◆ **Text under study**
==========

Running the VPN on an on-demand instance in Mumbai would cost about 0.003 $ per hour, or a little above 2 USD per month, which comes down to about 150 INR. I could either choose Mumbai, or Singapore as latencies to any other regions would be bad. My OpenVPN instance used to run in Northern Europe, and I used to have reasonable latency when I used it over a wired connection. However, the experience used to be pretty bad for cellular/phone networks. Which leaves me with these two regions. Of these, Mumbai is currently about half the prices of Singapore, and I’m currently interested in a secure connection till a major network hub only. I want to prevent the ISP snooping on my traffic. I don’t want to worry about any advanced and/or persistent actors snooping on my traffic right now, I don’t think I have the skills to prevent that.

Wireguard’s configuration files are pretty simple. It is a bunch of ini files that contain information about the server’s private/public keys, and the public keys for the various clients that are supposed to connect to it with some metadata about them. As long as I can get this configuration in place on a new machine, I am OK with AWS killing a spot machine, and then an auto scaling group bringing up another one for me. This can be achieved by creating a base Amazon Machine Image with Hashicorp’s Packer, providing a list of client public keys in the Auto Scaling Group’s launch template and fetching the server’s private key (that was previously generated on a different machine) via AWS’s Systems Manager via a cloud-init script. One major limitation here is that it requires provisioning a new machine whenever a client is added/removed, but my current list of clients is expected to be fairly stable.

I could have used this project by James Hale, but I wanted to build something that would work well with AWS VPC. Another thing I wanted to do differently was to use a different base AMI. Given that I’ll be running this on an instance type that has super low memory, I wanted to pick a base distribution that had a very low footprint, as well as one that needed the least amount of hands on maintenance activity. I considered Debian and FreeBSD, and finally endeed up using Debian 10/Buster. Ubuntu’s minimal images are also a pretty good bet, but I’ve always wanted to play around with these two distros. The terraform module by James is pretty good though, so I looked at it when stuck at specific issues.

==========

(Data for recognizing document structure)
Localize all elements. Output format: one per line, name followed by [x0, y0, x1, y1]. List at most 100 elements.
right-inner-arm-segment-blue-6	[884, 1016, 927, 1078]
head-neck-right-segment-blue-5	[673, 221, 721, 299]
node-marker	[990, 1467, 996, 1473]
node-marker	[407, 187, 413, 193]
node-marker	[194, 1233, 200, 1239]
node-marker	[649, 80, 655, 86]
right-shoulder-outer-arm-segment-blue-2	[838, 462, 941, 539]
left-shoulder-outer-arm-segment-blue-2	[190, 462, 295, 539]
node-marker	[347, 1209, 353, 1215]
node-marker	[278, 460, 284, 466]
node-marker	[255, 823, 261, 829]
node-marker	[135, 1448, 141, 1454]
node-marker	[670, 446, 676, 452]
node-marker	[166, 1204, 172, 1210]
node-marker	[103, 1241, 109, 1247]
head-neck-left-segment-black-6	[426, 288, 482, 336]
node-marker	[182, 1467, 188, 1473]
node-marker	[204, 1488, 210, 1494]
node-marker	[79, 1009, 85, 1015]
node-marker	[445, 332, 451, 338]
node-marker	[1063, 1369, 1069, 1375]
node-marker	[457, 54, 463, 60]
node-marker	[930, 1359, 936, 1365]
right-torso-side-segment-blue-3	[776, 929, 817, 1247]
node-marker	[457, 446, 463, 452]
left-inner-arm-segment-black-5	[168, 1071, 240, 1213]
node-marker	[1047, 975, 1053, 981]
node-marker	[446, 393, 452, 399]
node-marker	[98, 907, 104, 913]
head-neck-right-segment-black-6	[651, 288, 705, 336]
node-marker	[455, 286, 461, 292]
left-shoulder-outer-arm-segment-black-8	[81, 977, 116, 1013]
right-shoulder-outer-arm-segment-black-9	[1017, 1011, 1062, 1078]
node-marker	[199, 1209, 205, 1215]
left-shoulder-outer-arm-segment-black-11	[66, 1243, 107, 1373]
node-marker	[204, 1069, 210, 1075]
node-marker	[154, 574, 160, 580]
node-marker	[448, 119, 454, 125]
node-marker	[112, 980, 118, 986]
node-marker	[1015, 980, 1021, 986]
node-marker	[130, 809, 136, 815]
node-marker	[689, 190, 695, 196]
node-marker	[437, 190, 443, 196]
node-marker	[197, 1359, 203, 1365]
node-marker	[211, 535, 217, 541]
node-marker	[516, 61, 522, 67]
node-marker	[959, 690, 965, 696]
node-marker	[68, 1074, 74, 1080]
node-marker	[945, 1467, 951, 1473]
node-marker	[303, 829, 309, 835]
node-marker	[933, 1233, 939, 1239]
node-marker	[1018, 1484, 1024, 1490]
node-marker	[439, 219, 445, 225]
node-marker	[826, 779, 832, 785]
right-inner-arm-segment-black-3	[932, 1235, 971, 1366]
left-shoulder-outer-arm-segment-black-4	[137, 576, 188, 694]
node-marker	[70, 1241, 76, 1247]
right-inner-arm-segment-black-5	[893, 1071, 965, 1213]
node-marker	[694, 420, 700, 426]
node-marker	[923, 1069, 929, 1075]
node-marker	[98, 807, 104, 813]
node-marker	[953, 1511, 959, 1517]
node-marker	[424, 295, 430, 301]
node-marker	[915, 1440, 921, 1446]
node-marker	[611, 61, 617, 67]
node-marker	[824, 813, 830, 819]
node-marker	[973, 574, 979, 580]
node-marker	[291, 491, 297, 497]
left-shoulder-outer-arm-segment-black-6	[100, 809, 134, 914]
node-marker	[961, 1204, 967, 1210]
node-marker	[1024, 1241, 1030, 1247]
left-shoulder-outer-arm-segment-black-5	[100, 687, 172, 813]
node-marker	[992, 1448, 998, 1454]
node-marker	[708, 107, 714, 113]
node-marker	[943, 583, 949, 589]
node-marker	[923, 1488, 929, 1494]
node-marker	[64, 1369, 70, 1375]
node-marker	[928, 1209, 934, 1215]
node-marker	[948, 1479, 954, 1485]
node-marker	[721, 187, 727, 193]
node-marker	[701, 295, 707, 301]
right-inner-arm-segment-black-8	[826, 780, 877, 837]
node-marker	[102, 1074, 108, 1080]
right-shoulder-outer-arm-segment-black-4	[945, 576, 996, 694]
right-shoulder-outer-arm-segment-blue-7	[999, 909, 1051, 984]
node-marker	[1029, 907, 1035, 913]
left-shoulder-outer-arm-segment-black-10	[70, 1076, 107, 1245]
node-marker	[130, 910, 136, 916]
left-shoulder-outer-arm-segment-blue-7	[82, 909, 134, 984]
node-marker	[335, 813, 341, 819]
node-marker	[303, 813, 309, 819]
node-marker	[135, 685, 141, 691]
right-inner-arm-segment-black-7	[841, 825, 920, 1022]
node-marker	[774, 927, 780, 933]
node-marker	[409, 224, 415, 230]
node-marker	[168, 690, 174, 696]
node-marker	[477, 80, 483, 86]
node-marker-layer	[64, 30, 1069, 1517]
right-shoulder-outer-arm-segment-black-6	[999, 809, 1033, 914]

==========

◆ **What you need to do**
A. Copy out the stretch of the VPN write-up from "I could have" through "at specific issues.".
B. In the VPN write-up, which Debian release did the writer finally end up using?

◆ **Numbered answers**
A.
I could have used this project by James Hale, but I wanted to build something that would work well with AWS VPC. Another thing I wanted to do differently was to use a different base AMI. Given that I’ll be running this on an instance type that has super low memory, I wanted to pick a base distribution that had a very low footprint, as well as one that needed the least amount of hands on maintenance activity. I considered Debian and FreeBSD, and finally endeed up using Debian 10/Buster. Ubuntu’s minimal images are also a pretty good bet, but I’ve always wanted to play around with these two distros. The terraform module by James is pretty good though, so I looked at it when stuck at specific issues.

B. Debian 10/Buster.